_Work to be completed_. Of the lines in this material, how many contain "text"? Answer with a single number only.

_Excerpted records_.

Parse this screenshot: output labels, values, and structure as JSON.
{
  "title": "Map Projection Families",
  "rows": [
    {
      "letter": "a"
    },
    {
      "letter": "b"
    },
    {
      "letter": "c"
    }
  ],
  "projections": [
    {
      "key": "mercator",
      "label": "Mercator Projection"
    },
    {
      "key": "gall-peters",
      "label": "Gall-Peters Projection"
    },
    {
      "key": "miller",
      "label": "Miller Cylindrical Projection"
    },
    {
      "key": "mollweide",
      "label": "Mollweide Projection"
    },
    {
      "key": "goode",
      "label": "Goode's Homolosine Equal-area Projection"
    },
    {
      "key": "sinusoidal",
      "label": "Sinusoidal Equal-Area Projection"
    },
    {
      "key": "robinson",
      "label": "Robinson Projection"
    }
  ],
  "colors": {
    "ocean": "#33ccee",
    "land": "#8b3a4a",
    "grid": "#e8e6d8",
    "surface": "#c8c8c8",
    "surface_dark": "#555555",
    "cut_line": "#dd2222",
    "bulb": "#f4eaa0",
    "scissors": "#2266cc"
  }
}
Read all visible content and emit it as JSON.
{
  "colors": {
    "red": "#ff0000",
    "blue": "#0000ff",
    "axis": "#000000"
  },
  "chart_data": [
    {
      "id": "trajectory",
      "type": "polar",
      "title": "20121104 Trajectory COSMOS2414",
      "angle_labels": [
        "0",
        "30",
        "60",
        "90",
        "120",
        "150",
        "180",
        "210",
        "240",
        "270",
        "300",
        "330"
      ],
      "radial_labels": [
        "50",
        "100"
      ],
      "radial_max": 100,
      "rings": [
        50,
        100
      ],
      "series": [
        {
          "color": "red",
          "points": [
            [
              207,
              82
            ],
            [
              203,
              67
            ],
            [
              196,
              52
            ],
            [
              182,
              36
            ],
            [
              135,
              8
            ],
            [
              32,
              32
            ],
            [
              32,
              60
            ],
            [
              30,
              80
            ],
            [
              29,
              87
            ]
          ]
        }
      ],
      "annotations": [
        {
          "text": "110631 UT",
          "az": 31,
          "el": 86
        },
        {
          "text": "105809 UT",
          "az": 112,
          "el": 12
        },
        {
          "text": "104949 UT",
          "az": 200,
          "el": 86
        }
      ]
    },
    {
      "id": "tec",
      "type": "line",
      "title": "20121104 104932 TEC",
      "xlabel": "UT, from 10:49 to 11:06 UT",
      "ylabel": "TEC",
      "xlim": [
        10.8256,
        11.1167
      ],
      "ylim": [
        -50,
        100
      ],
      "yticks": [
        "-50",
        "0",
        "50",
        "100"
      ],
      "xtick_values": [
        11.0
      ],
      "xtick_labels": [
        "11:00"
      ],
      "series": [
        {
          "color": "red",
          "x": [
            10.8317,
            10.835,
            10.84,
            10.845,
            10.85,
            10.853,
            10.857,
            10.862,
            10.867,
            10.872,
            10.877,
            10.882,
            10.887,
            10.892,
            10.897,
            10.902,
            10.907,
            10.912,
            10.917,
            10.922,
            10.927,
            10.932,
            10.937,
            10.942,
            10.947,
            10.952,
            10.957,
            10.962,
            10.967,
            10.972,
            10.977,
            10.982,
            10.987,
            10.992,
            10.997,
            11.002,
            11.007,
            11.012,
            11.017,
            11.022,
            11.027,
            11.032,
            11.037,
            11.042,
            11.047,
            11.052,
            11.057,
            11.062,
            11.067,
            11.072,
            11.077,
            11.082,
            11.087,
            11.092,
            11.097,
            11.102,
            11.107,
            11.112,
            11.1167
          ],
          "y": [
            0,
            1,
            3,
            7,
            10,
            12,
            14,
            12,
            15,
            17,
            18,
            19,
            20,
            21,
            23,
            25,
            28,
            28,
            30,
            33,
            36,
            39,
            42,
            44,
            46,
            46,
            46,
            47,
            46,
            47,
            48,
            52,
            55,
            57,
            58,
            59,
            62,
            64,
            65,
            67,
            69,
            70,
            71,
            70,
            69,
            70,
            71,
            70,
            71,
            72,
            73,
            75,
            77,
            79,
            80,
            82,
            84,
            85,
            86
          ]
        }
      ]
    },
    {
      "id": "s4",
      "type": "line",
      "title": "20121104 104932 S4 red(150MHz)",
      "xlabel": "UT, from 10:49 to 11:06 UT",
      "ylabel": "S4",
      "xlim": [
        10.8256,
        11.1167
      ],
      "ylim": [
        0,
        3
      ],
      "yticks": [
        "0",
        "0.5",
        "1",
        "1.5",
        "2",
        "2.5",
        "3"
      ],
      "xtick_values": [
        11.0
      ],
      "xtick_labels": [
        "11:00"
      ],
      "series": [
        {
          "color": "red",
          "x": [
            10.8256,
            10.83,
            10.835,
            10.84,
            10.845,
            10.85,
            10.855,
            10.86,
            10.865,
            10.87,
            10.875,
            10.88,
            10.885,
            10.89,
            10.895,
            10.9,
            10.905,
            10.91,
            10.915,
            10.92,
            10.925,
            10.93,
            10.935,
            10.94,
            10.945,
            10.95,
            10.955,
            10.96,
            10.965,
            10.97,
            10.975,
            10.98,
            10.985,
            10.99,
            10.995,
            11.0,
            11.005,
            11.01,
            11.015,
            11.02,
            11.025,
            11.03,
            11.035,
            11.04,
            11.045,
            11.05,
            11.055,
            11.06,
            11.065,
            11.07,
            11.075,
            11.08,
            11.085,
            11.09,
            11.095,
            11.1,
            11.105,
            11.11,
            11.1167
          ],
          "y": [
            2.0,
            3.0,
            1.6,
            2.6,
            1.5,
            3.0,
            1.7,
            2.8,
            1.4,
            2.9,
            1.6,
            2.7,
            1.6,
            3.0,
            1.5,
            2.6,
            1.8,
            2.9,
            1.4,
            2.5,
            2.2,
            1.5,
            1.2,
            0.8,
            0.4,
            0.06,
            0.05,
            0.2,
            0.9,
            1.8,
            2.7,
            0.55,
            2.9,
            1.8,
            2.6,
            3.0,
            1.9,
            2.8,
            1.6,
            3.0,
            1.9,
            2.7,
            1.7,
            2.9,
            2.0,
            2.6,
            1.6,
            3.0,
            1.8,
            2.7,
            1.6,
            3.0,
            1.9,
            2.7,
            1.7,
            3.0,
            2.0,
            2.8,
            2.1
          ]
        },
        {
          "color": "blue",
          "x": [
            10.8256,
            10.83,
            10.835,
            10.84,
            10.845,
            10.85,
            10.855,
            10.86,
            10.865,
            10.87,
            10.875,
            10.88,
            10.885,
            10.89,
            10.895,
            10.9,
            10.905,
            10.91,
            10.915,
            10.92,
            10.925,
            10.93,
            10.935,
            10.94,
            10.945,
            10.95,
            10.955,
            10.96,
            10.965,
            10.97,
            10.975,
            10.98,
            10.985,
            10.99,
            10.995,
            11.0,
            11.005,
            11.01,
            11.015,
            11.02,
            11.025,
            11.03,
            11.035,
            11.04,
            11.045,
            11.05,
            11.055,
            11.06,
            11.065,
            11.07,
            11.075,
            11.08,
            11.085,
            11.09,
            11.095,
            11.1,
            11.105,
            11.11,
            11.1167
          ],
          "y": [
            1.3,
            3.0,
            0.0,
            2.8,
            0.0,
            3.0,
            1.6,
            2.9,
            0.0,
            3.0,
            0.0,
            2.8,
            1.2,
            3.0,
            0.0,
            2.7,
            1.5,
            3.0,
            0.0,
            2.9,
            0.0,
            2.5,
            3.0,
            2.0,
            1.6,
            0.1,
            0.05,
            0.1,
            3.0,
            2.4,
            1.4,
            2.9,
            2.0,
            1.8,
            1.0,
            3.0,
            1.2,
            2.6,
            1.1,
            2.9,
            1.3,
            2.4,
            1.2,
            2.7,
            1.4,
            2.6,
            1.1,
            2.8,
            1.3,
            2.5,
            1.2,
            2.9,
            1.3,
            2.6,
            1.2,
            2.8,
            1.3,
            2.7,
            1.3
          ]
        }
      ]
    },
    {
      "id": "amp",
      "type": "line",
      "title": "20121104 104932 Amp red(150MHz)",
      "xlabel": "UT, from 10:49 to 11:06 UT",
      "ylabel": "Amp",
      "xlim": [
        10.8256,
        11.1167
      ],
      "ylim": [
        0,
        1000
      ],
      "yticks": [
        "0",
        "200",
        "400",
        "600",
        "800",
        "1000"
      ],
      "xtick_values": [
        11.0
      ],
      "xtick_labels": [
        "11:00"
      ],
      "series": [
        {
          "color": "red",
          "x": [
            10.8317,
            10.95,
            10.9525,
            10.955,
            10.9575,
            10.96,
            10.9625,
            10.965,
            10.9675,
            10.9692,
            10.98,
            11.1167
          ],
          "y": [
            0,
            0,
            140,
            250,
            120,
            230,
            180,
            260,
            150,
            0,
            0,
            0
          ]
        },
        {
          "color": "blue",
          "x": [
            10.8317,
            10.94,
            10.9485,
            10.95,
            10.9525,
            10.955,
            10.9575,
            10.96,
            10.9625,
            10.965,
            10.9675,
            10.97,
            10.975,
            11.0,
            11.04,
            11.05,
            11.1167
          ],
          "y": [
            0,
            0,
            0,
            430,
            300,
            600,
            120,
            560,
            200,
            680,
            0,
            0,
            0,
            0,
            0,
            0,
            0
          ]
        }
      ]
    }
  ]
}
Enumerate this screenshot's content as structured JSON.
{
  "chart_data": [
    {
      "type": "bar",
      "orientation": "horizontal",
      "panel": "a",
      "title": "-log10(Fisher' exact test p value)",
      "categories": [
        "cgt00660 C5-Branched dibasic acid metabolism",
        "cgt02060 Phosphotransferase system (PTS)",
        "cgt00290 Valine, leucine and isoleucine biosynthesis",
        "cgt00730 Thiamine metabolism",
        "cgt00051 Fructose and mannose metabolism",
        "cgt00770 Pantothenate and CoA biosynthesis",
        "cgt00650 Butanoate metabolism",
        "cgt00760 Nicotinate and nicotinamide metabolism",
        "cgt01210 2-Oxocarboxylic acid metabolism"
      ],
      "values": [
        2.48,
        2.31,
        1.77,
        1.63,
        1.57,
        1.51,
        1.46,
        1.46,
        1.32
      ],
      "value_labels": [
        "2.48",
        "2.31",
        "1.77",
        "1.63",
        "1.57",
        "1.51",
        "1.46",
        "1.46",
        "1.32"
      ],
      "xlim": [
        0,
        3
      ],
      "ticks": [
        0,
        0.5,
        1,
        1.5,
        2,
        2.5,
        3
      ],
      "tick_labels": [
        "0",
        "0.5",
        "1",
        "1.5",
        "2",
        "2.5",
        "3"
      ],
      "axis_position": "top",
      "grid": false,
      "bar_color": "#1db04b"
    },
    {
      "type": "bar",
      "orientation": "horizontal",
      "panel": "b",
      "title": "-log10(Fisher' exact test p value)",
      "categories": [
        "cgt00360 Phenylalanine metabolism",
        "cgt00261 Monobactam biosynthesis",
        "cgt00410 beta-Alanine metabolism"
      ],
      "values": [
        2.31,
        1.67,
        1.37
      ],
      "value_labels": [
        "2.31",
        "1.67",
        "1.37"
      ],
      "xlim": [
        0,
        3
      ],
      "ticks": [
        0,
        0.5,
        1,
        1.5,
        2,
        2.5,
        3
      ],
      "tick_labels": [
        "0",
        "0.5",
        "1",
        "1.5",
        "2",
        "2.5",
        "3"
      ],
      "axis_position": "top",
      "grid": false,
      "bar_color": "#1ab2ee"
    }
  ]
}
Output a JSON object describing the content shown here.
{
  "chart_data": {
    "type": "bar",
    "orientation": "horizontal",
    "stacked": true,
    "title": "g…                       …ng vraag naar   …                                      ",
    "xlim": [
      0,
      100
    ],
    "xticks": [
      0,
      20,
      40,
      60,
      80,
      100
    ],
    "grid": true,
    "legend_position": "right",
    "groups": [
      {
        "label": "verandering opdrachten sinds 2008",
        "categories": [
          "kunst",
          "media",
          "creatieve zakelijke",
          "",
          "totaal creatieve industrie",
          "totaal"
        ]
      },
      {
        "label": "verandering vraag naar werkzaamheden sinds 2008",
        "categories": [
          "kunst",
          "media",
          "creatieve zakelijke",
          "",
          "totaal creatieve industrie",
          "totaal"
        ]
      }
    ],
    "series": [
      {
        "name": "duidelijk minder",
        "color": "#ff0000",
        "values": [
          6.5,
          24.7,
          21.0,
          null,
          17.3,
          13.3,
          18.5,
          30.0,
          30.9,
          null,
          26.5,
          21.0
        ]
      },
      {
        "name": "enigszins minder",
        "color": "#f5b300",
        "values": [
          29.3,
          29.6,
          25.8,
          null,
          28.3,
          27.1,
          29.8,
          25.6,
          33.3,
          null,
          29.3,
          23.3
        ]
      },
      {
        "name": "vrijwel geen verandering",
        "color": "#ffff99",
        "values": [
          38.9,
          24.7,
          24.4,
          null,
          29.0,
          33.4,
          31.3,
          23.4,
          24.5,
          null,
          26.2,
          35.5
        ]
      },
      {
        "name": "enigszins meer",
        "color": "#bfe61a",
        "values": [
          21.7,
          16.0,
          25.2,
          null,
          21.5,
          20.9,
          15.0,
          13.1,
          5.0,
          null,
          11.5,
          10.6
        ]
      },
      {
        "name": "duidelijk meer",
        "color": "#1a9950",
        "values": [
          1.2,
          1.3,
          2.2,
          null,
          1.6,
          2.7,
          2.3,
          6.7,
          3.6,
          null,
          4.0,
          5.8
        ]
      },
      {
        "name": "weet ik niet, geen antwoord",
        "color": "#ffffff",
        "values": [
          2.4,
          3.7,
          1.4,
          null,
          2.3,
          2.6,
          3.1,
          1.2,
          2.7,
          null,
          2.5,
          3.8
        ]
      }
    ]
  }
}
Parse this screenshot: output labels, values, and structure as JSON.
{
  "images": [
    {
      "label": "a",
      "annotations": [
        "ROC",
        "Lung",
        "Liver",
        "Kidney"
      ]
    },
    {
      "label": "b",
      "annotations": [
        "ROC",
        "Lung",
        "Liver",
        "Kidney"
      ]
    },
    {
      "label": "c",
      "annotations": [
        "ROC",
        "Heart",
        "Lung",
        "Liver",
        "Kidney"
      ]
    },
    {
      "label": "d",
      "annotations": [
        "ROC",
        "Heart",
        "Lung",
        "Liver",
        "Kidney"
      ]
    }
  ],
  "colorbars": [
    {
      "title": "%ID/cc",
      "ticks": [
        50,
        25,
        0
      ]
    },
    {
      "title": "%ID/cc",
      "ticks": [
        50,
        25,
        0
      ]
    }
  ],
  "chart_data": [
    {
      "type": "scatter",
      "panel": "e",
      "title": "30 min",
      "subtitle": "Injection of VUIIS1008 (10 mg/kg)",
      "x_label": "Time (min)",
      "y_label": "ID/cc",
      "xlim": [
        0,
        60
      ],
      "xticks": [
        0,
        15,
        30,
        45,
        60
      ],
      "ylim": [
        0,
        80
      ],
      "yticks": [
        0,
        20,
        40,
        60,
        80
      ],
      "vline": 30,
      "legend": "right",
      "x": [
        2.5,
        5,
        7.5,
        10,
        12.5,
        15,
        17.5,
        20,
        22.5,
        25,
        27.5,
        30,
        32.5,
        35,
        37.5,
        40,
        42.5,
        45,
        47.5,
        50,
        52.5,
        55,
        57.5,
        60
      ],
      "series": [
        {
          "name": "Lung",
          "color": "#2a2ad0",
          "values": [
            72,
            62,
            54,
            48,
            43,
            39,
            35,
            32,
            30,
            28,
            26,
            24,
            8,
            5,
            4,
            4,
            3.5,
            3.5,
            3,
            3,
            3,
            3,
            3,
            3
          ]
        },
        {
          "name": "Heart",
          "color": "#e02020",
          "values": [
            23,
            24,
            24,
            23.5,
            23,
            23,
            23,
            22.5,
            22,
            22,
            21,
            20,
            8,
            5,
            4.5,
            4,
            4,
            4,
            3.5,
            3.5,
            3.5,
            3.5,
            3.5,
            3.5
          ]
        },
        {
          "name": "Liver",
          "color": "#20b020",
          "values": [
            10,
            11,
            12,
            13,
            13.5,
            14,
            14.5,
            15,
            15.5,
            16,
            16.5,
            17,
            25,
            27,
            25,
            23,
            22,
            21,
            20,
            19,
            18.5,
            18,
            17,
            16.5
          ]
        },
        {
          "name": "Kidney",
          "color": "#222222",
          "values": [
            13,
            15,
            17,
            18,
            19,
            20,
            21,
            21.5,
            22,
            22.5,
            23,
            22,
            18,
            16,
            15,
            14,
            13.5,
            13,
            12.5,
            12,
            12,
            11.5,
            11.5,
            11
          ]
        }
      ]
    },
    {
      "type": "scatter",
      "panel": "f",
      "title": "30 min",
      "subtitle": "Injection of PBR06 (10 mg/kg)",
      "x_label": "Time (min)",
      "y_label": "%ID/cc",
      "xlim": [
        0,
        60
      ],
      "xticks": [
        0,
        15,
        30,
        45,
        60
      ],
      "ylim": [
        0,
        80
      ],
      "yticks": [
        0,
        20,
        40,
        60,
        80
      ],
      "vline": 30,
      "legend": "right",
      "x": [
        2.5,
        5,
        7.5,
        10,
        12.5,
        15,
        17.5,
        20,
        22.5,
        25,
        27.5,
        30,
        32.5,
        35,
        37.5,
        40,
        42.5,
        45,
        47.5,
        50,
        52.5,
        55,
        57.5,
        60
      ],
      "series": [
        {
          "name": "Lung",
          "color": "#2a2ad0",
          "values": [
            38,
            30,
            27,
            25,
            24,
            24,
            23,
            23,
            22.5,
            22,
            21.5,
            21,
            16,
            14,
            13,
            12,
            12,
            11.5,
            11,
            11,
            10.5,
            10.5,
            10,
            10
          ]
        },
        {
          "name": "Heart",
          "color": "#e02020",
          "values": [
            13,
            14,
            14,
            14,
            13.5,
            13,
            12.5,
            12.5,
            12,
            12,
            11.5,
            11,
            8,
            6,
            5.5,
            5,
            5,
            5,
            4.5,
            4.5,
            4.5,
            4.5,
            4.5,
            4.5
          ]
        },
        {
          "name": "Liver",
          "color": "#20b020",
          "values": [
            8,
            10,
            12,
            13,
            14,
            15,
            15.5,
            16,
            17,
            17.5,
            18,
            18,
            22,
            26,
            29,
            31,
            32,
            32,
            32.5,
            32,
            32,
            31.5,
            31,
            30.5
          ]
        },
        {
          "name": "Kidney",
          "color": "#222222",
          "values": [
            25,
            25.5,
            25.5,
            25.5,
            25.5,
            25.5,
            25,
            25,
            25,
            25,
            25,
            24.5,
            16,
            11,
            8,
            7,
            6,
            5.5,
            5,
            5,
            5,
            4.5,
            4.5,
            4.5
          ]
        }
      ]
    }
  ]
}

_Solution to this task_. 3